Data lines ->
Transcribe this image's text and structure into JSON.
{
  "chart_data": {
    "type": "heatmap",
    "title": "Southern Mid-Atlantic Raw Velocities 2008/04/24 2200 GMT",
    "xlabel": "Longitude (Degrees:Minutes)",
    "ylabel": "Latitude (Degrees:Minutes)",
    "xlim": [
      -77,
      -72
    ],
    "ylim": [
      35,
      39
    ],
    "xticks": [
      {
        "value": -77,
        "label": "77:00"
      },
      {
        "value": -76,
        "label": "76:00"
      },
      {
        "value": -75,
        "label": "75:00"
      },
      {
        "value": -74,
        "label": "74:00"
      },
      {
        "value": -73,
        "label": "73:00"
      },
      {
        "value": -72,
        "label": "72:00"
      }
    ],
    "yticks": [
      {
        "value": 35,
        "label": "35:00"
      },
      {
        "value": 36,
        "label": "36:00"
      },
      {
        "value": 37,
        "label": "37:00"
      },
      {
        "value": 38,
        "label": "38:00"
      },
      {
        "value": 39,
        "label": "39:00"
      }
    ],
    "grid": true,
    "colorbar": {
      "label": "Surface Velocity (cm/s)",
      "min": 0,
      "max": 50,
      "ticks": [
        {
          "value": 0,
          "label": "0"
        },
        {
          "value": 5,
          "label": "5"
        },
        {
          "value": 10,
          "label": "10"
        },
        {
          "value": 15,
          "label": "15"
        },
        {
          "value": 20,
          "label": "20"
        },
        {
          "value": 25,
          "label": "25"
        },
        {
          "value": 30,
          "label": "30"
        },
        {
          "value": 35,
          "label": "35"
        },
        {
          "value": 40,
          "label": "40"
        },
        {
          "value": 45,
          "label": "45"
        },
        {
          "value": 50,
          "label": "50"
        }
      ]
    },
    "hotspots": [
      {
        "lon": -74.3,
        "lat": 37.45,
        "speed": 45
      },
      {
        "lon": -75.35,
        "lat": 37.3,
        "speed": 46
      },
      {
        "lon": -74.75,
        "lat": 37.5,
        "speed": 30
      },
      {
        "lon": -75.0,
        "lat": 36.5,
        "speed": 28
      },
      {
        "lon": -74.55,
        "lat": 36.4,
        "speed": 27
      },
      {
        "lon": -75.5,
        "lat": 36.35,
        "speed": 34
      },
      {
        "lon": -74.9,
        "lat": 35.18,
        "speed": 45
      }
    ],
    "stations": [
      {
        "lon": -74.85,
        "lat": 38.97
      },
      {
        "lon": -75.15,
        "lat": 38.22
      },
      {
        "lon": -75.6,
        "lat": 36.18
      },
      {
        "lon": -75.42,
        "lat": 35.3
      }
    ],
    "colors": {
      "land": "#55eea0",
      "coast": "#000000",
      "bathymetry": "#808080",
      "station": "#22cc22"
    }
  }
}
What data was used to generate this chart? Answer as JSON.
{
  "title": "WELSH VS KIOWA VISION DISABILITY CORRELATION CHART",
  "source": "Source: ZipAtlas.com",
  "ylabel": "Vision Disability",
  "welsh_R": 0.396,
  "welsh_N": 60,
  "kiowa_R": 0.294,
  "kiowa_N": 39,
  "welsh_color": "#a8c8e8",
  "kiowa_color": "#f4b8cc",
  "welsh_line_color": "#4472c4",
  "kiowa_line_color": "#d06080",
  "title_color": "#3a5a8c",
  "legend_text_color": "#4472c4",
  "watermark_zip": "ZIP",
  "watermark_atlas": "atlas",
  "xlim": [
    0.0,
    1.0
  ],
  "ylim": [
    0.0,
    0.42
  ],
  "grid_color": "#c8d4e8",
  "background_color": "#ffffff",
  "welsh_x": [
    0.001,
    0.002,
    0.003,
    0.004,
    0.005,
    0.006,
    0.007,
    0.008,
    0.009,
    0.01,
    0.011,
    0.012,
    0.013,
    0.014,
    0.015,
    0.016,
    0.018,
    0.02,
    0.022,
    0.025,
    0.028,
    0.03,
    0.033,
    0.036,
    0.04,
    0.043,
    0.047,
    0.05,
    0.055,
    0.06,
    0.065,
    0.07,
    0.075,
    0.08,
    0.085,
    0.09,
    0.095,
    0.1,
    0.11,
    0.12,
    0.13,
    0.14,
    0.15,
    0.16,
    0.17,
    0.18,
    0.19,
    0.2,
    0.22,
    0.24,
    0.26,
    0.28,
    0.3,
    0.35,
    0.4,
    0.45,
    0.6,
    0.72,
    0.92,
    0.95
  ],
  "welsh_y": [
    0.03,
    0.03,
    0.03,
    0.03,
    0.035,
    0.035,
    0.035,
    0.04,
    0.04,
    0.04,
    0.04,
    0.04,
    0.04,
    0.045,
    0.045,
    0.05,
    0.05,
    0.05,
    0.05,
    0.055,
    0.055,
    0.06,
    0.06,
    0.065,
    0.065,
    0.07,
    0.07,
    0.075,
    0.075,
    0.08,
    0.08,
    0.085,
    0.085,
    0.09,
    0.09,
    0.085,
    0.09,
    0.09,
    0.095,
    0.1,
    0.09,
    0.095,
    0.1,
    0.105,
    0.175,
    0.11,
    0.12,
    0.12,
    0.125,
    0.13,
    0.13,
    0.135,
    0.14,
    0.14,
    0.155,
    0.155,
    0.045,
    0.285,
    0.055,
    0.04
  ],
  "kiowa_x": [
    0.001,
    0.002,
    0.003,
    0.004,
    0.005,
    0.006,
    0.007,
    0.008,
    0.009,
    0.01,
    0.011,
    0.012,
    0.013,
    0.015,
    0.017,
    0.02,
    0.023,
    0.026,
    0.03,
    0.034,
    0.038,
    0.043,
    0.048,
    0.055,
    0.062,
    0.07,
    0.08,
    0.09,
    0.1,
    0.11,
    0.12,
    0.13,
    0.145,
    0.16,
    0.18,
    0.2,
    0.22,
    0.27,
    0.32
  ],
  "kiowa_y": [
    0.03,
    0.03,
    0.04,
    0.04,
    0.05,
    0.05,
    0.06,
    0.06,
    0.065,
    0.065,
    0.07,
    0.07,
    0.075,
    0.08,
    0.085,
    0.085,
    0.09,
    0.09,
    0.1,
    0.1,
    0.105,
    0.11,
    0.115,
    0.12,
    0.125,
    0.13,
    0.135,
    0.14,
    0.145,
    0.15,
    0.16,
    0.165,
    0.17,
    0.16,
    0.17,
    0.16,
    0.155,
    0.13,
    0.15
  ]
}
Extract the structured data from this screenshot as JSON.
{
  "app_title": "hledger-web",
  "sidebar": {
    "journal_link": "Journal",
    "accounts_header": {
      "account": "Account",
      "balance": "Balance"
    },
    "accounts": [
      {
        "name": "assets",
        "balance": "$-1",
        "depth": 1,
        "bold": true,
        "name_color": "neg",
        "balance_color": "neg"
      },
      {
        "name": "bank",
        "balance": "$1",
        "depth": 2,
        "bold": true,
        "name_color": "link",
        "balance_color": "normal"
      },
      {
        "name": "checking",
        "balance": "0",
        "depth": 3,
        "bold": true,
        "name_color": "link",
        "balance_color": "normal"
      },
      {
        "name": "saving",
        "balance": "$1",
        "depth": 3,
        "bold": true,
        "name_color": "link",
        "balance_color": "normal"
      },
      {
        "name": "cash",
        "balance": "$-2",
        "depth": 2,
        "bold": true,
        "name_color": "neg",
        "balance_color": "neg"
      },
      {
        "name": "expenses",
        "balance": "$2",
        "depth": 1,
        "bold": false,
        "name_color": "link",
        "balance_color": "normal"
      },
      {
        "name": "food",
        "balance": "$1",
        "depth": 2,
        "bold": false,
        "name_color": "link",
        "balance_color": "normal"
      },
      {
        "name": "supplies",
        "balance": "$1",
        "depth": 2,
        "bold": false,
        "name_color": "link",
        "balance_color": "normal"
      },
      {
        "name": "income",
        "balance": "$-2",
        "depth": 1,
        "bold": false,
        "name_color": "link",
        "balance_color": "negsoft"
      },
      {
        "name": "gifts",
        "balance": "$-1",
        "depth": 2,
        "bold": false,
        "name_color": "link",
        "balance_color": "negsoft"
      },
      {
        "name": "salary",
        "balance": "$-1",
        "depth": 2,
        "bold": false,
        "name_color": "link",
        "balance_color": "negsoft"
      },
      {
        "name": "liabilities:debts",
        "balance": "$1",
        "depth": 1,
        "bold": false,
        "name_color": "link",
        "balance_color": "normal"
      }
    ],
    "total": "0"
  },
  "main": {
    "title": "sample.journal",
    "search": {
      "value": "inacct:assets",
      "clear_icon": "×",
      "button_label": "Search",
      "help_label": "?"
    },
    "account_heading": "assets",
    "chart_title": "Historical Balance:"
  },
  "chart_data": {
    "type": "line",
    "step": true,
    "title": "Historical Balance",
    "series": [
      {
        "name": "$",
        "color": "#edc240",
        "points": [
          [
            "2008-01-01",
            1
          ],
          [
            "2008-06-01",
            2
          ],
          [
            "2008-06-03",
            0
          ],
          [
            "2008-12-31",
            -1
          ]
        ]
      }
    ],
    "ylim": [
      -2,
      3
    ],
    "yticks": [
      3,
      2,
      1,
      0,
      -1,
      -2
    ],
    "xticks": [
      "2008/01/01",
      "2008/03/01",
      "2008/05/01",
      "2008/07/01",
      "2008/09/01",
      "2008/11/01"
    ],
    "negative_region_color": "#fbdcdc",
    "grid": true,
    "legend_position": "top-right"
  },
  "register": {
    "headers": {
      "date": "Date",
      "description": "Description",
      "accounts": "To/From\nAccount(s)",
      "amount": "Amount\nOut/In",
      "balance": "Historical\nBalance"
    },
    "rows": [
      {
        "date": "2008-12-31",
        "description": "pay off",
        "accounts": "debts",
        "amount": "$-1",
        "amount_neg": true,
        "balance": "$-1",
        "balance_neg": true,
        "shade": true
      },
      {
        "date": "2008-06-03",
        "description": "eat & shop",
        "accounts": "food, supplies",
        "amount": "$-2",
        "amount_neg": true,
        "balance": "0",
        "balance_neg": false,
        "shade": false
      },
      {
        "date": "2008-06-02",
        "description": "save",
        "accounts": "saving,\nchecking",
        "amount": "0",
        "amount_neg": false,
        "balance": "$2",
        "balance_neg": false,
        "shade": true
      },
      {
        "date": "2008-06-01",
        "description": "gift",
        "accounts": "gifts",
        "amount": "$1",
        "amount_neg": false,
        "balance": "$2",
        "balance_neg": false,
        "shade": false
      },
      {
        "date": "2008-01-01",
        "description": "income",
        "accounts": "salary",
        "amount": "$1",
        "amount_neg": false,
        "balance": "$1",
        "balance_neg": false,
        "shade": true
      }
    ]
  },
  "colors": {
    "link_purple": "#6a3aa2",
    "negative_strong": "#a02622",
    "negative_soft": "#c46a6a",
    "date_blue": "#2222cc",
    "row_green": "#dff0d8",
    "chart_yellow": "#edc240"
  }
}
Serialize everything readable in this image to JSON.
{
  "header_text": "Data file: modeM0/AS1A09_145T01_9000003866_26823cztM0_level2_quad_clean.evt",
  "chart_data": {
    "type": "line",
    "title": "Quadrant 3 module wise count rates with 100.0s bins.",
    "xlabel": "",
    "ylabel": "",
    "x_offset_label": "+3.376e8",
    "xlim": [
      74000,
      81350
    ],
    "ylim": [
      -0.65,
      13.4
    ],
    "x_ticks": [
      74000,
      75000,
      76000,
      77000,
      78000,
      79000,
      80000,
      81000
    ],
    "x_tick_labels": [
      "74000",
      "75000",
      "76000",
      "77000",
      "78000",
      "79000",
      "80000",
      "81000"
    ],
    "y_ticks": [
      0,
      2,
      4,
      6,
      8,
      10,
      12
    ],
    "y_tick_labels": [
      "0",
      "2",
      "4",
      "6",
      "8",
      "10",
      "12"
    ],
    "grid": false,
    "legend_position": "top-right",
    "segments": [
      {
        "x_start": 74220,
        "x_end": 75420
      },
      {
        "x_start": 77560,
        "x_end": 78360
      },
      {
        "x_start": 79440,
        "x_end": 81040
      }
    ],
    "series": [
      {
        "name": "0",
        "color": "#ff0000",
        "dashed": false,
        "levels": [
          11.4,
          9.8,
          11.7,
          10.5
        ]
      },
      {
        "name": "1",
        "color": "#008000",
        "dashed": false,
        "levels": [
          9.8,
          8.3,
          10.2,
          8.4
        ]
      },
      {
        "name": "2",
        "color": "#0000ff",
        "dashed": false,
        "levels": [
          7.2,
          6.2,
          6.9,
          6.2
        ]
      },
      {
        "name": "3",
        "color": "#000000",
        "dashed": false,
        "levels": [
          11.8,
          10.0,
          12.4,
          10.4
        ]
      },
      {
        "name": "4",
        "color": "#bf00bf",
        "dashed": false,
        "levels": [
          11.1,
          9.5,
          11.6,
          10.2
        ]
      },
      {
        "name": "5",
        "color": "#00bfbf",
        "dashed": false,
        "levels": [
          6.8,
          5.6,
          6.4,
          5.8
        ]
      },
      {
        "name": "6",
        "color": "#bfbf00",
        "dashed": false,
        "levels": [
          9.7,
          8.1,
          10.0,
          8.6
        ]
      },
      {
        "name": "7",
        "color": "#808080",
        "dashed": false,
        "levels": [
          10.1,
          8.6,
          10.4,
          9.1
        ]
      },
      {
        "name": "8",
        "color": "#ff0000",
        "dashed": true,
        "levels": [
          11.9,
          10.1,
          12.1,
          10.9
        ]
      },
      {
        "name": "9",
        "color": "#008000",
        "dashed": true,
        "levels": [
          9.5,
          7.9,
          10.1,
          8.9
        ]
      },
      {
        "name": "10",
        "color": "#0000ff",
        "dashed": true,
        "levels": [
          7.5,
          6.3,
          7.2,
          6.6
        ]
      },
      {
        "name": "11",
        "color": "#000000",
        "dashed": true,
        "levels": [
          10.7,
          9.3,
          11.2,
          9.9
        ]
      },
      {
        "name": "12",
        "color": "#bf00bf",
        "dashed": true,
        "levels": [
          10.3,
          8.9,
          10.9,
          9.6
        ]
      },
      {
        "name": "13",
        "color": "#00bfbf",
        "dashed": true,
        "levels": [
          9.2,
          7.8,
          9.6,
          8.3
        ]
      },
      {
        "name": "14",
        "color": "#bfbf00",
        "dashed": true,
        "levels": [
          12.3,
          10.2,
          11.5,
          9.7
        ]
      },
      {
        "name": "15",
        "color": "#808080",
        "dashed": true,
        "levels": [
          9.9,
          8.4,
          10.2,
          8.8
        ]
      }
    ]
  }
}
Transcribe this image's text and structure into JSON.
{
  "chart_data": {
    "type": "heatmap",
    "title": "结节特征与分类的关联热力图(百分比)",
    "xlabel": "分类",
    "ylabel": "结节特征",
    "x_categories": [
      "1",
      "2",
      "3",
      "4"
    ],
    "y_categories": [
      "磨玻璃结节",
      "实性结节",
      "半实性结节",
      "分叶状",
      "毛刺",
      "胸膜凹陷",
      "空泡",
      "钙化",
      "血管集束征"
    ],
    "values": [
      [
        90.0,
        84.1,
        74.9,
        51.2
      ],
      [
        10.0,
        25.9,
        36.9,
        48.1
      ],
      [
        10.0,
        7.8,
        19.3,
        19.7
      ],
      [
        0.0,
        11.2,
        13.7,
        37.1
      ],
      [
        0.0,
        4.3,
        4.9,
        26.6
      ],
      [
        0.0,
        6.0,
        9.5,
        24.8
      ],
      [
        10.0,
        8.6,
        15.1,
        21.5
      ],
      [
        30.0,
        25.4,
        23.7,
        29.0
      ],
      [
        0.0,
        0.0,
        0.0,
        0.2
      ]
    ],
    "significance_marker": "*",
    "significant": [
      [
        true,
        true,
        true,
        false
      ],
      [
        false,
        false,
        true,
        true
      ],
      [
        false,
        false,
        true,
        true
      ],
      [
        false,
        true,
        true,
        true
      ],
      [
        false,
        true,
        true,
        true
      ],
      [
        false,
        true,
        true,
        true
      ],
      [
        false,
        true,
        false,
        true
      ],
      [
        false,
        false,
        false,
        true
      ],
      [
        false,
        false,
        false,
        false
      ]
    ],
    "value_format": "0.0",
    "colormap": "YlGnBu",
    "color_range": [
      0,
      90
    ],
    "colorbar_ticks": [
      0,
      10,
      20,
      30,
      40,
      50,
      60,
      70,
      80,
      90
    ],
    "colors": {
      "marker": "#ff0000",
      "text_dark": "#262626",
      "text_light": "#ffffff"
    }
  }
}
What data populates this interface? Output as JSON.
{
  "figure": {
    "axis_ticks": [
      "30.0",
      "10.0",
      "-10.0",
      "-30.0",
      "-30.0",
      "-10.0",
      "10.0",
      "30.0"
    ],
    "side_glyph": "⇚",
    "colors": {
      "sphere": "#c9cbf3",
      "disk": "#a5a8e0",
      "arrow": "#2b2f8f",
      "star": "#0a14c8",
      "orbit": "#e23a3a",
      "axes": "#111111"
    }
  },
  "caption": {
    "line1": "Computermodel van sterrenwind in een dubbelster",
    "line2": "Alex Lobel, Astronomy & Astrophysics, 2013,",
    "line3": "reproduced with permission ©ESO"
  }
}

Exercise details -> Go through the entries and return each line where the word "JSON" appears.

Solution to this problem ->
Transcribe this image's text and structure into JSON.
What data was used to generate this chart? Answer as JSON.
Extract the structured data from this screenshot as JSON.
Serialize everything readable in this image to JSON.
Transcribe this image's text and structure into JSON.
What data populates this interface? Output as JSON.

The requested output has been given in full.